Seitenauszug:
▶

Dein Kind und die Zeit – Teil 2

FamilienAlltag leben

Dein Kind und das Zeitgefühl

Teil 2 Kinder älter als 6 Jahre

 

Teil 1 für Kinder jünger als 6 Jahre im Blogartikel “Dein Kind und das Zeitgefühl – Teil 1”

 

 

Eine Geschichte aus dem Alltag von Lina

Lina hatte mit ihrer Tochter Rike (7) einige heftige Auseinandersetzungen über das Thema Süßigkeiten und Naschen.

 

Um die Eigenverantwortung von Rike zu stärken und die Konflikte etwas zu entspannen, vereinbart sie mit ihrer Tochter, dass diese jeden Sonntag eine kleine Box gefüllt mit ausgesuchten Süßigkeiten und Knabbereien bekommt. Die Menge soll dann für die ganze Woche reichen.

 

Gesagt, getan. Rike erhält am Sonntag ihre erste gefüllt Box; sie ist sichtlich stolz und freut sich.

 

Doch schon am Mittwoch kommt sie wieder zu ihrer Mutter und fragt nach Gummibärchen.

Auf die Frage ihrer Mutter nach der Box sagt sie nur: „Die ist leer.“

 

Das wiederholt sich noch weitere 4 Wochen. Dann beschließt Lina, dass sich etwas ändern muss.

 

 

Wie würdest du reagieren?
  • Über dein Kind schimpfen, dass es sich doch einfach zusammennehmen soll?
  • Süßigkeiten nachschieben oder die Menge erhöhen?
  • Oder die Vereinbarung sofort wieder rückgängig machen, da es eh keinen Zweck hat?

Das sind die normale Reaktionen der Eltern. Auch Lina hätte vor unserer gemeinsamen Arbeit so reagiert.

Rike und/oder Lina hätten sich entmutigt und frustriert gefühlt und Rike hätte keine Chance gehabt, ihre Kompetenz zu festigen und zu beweisen. Weitere Konflikte und Wutausbrüche wären die unausweichliche Folge.

◀

Arbeitsauftrag 1:
Schreib bitte alles vom Anfang der Datensätze bis hinunter zur Zeile mit „select-field[interactable]: Any Selected“ wortgetreu ab, beide Enden eingeschlossen.

(Annotierte Element-Einträge)

▶

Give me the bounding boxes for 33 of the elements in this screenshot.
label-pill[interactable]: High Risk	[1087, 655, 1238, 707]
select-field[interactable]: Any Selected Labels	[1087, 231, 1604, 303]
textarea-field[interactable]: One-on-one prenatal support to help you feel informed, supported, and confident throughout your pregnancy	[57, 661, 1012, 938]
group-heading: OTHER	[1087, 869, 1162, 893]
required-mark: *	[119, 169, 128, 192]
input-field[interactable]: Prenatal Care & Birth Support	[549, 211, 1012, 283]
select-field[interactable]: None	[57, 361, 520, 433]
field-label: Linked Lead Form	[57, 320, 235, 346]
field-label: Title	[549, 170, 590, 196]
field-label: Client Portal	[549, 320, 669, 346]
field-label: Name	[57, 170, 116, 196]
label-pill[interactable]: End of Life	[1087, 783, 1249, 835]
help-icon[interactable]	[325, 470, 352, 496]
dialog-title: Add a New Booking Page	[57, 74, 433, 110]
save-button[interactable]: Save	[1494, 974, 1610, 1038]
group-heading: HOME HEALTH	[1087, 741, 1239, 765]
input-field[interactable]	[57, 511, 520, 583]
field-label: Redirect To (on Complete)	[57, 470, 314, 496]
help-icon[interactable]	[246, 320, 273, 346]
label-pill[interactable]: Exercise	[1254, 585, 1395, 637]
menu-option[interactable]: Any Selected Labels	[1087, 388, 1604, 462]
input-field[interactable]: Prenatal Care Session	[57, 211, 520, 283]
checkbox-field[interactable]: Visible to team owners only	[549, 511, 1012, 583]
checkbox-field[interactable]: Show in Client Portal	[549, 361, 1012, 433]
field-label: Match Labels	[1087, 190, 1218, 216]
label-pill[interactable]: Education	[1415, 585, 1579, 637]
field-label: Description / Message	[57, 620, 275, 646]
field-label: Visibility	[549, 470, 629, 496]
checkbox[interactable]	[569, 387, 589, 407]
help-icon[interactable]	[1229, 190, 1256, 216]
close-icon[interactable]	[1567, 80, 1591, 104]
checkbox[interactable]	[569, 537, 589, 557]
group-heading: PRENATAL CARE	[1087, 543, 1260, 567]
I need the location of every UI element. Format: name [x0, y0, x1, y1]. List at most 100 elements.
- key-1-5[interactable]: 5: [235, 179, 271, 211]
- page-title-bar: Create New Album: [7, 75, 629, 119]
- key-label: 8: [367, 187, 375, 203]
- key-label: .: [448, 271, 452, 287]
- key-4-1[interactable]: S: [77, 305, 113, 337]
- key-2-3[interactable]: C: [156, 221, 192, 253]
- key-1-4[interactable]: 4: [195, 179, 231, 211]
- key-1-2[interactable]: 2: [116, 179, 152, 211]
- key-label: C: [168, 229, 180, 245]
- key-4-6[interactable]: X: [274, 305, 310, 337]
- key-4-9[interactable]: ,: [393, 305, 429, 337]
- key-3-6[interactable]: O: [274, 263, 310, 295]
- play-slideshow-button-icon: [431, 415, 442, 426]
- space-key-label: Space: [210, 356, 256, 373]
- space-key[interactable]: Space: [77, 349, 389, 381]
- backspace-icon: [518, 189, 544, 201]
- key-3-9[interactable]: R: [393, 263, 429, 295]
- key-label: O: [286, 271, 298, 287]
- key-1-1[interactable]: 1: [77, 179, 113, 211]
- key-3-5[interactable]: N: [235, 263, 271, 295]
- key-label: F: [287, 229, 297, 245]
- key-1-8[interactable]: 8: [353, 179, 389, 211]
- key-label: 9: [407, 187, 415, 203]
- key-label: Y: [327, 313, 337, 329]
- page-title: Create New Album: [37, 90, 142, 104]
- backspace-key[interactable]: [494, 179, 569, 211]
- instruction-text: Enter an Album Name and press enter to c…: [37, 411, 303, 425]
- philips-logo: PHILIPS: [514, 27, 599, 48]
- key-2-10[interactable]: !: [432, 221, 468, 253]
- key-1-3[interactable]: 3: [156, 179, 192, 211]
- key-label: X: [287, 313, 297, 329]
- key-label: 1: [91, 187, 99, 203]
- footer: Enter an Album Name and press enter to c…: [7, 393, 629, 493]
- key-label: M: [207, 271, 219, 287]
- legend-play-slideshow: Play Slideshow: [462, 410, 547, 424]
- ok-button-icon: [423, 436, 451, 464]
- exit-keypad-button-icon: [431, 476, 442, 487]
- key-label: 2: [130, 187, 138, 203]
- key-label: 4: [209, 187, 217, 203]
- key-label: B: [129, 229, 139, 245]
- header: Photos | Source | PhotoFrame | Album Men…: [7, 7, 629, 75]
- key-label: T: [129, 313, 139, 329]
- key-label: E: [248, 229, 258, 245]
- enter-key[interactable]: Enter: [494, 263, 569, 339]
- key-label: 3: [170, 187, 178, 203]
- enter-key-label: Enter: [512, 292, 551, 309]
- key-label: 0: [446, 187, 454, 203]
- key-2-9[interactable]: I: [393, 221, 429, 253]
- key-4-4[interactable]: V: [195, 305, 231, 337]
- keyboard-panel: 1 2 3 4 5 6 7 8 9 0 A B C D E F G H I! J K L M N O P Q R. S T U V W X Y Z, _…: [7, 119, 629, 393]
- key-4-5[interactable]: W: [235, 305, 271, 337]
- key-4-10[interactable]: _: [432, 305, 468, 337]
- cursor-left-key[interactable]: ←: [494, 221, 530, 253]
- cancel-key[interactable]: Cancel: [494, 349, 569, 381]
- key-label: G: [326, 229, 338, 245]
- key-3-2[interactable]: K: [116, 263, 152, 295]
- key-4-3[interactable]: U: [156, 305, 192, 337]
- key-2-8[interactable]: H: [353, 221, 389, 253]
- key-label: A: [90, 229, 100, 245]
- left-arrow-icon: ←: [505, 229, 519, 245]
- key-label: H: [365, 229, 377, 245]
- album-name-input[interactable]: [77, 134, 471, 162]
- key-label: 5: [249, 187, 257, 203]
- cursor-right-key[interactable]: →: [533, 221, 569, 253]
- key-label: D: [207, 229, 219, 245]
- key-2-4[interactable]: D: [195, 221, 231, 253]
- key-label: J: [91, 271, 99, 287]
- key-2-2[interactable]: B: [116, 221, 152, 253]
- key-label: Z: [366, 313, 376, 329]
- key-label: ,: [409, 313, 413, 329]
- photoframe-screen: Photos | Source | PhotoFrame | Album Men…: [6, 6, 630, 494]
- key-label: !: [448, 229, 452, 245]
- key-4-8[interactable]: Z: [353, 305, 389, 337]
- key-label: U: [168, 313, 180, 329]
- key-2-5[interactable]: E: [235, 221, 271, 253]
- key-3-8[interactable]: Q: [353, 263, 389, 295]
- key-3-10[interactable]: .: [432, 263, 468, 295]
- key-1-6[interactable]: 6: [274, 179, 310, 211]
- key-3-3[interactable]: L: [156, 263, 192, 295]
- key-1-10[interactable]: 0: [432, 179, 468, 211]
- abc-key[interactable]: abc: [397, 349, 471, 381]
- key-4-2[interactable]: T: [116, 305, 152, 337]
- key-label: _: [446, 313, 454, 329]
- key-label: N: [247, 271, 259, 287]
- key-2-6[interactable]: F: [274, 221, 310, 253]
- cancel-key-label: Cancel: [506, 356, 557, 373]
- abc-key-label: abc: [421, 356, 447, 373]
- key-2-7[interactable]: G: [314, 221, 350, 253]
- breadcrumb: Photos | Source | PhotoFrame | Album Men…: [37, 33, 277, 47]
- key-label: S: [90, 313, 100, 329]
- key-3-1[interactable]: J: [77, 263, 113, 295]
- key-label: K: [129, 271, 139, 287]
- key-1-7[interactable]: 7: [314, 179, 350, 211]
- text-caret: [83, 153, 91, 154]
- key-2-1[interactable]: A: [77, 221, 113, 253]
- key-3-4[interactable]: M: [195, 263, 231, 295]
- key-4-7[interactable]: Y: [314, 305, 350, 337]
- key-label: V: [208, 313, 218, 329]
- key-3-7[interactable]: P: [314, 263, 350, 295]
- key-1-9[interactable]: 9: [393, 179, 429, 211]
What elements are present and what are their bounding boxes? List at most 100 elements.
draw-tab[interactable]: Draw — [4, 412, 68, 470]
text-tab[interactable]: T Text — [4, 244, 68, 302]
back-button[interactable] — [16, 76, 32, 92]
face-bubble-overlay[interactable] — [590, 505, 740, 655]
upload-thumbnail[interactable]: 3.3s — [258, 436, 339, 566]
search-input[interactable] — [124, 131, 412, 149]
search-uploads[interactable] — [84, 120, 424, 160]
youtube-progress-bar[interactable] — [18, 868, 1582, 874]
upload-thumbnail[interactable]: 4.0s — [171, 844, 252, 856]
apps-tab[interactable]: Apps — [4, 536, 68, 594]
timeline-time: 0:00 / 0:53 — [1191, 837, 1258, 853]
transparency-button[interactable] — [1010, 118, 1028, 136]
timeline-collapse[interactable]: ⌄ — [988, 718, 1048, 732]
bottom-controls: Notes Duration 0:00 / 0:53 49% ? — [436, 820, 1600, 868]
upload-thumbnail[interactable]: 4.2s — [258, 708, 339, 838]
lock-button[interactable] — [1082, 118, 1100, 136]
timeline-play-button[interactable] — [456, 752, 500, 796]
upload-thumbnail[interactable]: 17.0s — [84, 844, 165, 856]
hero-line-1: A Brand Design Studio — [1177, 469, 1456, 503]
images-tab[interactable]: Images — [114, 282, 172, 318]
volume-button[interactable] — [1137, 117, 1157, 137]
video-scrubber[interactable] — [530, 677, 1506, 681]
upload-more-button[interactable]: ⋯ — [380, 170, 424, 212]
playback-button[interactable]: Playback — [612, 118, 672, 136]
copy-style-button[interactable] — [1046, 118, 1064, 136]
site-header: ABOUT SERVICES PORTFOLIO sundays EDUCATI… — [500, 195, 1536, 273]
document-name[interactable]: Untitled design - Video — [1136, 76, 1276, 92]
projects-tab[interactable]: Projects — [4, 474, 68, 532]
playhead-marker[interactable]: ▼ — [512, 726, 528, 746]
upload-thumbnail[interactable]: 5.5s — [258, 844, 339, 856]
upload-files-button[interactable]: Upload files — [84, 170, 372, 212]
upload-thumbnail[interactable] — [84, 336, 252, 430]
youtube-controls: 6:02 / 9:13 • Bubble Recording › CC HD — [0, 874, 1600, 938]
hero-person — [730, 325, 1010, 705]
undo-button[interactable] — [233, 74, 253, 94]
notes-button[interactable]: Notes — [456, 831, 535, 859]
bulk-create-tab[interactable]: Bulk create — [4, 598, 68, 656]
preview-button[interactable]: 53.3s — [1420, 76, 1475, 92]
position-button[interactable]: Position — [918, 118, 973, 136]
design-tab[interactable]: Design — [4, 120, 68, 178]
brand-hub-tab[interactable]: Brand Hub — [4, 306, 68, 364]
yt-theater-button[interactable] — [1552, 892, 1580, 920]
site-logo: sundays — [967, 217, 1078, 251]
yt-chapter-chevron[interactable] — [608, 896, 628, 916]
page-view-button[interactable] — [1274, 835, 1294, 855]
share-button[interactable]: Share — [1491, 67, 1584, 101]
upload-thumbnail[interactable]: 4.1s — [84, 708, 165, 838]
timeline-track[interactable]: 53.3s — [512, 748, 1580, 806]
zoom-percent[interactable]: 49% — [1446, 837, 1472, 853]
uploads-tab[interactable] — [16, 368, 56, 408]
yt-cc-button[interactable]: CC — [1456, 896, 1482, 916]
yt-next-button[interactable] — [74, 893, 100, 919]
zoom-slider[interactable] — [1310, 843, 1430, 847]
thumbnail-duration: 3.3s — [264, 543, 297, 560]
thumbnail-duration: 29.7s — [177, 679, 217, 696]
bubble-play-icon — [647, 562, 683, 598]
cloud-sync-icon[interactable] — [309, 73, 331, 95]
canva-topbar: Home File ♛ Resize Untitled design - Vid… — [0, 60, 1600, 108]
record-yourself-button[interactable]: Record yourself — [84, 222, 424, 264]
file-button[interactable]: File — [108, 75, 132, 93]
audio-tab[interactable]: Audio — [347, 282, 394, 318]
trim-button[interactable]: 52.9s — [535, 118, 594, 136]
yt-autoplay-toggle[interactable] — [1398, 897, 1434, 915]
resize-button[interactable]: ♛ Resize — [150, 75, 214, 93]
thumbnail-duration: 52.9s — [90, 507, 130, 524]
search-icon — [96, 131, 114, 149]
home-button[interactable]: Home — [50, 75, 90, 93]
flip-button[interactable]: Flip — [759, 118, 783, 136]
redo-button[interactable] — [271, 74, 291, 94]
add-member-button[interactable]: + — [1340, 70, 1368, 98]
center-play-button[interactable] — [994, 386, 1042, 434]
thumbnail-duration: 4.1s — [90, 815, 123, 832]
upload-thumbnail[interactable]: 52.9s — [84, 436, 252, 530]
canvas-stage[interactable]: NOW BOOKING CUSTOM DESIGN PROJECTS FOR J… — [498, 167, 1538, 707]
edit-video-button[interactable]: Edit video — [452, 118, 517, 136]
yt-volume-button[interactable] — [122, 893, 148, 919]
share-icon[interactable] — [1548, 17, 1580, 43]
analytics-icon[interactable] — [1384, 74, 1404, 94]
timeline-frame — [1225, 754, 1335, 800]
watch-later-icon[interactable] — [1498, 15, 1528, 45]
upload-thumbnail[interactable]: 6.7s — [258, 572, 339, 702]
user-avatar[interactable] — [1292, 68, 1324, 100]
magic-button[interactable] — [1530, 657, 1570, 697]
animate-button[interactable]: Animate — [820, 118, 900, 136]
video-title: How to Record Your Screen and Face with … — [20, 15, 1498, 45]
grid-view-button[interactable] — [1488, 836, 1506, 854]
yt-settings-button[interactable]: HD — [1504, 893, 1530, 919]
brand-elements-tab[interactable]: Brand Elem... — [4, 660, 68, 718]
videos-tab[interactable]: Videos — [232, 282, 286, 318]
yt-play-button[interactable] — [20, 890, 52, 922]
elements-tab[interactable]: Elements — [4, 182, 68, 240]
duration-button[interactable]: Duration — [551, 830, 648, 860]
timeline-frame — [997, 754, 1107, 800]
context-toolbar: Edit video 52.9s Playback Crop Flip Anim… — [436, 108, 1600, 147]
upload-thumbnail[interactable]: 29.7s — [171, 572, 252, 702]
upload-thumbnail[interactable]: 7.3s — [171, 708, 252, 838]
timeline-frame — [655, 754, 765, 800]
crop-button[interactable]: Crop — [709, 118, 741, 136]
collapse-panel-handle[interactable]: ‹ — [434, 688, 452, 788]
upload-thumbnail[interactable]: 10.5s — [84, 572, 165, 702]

◀

Arbeitsauftrag 2:
Was bekommt Rike laut dem Seitenauszug jeden Sonntag?

Schriftliche Antwort 1:
Give me the bounding boxes for 33 of the elements in this screenshot.
label-pill[interactable]: High Risk	[1087, 655, 1238, 707]
select-field[interactable]: Any Selected Labels	[1087, 231, 1604, 303]

Schriftliche Antwort 2:
Eine kleine Box, gefüllt mit ausgesuchten Süßigkeiten und Knabbereien.